===== EXTRACTED RECORDS =====

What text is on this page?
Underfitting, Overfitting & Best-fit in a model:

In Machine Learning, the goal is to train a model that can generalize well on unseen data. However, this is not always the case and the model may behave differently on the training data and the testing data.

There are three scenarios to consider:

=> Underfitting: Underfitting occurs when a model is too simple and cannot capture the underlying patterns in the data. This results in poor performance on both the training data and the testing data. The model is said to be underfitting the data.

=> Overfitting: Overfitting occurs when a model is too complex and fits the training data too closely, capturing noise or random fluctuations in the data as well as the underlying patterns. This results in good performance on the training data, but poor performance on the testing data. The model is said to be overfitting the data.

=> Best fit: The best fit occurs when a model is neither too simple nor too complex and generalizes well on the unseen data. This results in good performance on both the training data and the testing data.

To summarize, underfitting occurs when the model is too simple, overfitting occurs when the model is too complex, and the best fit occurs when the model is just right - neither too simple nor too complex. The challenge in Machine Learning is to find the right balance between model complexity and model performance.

=====

#### YOUR GOAL
Gather all lines from the listing above in which "unseen" occurs.

#### REPLY TO THE EXERCISE
In Machine Learning, the goal is to train a model that can generalize well on unseen data. However, this is not always the case and the model may behave differently on the training data and the testing data.
=> Best fit: The best fit occurs when a model is neither too simple nor too complex and generalizes well on the unseen data. This results in good performance on both the training data and the testing data.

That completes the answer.